* _Questions on the material_
(a) Reproduce the part of the Red-winged Blackbird text below from "They’re often found" to "cattails and reeds.".
(b) Extend the piece on the Red-winged Blackbird below, picking up after its last sentence.

* _Text_
▼

Have you been hearing it? Kon-ka-reeeee! That’s our Red-winged Blackbird and what a great sign of spring! I started hearing the call in the last few days of February but more recently have had a few come to our platform feeder for sunflower seeds.
You can listen to their calls here.
The Red-winged Blackbird is occasionally seen here in Loudoun in winter but really returns as spring starts winding up.
They’re often found in marshy wetland areas and soggy fields. That kon-ka-reeeee call is the male’s song which it will profess from the highest perch it can find. Females are, as is often in the bird world, less showy, making small chit calls as they hunker down in cattails and reeds.
In the springtime, the males start their territorial displays and calls as soon as they arrive at the breeding habitats. In the photo shown here, the male is doing what is called a “songspread”. This behavior is done when establishing territory. When the females arrive, there’s a lot of chasing around through the habitat until they settle down.

▲

Bounding box prediction data
▼

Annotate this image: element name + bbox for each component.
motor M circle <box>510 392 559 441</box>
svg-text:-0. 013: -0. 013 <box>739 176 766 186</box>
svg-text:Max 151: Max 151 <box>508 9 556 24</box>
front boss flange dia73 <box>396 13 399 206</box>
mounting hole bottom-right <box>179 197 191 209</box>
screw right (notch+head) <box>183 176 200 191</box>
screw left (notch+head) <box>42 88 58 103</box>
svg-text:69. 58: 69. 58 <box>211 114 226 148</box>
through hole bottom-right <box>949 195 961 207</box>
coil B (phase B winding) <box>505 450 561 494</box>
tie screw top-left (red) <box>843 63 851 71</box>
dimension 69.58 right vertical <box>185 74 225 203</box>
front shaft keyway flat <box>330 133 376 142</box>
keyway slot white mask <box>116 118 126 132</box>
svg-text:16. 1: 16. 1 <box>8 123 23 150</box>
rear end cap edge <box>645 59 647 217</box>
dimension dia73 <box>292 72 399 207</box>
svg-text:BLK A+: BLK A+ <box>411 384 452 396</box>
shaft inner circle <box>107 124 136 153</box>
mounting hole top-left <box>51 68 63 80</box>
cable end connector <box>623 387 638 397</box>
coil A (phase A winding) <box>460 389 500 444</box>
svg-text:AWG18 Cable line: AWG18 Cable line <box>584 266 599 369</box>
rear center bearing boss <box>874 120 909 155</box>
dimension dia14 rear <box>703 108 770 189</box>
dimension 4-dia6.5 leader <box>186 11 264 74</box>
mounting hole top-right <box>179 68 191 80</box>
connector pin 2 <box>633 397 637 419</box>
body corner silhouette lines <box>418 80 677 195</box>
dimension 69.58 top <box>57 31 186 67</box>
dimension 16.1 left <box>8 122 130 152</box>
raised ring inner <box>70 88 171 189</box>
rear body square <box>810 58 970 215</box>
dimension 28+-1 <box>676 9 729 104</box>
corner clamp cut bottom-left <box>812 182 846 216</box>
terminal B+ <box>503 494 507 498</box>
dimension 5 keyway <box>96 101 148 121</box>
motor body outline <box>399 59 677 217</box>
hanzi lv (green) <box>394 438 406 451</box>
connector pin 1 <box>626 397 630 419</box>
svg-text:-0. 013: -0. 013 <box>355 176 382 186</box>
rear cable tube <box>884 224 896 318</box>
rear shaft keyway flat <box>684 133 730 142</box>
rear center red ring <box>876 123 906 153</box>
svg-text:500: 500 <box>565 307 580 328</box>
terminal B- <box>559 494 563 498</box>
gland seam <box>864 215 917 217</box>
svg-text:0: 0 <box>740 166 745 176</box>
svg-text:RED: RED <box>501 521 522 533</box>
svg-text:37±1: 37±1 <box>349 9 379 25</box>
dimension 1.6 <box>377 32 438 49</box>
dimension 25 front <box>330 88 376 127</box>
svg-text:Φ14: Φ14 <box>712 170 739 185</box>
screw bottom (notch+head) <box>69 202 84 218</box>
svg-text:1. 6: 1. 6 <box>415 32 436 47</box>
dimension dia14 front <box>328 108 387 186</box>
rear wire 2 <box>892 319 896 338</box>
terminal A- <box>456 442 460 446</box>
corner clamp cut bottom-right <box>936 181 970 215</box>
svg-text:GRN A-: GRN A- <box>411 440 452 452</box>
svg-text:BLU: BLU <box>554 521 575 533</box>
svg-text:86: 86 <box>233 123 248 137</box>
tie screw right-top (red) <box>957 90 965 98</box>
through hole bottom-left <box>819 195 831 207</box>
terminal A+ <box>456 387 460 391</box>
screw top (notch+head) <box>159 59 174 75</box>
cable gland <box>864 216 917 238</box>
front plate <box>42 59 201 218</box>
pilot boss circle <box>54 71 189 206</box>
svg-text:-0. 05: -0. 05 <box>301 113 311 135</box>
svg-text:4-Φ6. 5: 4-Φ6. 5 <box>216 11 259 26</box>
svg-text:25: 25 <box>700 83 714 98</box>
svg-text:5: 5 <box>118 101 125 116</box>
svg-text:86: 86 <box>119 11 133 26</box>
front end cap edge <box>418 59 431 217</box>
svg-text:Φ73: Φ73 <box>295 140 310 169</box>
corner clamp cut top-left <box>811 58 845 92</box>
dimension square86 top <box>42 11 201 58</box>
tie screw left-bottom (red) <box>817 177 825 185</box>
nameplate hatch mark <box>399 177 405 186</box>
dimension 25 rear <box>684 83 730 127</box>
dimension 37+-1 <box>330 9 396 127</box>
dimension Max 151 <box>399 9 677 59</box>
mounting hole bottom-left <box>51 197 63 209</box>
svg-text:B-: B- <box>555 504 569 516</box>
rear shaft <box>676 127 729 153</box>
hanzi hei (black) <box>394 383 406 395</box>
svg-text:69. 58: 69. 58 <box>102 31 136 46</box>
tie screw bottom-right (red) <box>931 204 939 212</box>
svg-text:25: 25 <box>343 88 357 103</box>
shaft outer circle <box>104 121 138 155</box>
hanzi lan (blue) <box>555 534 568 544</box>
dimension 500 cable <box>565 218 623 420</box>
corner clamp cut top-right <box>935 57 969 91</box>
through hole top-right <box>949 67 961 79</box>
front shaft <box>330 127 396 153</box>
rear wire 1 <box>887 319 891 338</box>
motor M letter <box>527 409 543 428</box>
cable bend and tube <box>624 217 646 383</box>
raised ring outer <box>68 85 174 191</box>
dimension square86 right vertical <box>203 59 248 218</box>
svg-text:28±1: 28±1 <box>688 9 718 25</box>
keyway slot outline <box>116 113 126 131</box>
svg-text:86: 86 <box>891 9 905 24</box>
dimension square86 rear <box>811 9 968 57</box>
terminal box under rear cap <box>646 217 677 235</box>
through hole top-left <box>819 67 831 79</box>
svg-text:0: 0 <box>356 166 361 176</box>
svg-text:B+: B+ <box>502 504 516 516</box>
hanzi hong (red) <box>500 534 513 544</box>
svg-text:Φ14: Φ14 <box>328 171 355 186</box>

▲

* _Results for each task_
(a)
They’re often found in marshy wetland areas and soggy fields. That kon-ka-reeeee call is the male’s song which it will profess from the highest perch it can find. Females are, as is often in the bird world, less showy, making small chit calls as they hunker down in cattails and reeds.

(b)
Territories are established starting in March with courtship occurring through April and May. The pairs then focus on nesting from late April into June, creating secret nests among reeds and grasses, often hung in mid-air from vertical supports.
When you watch the males, be sure to catch a glimpse of that red wing bar they they are so aptly named for. It’s quite stunning against their jet black feathers.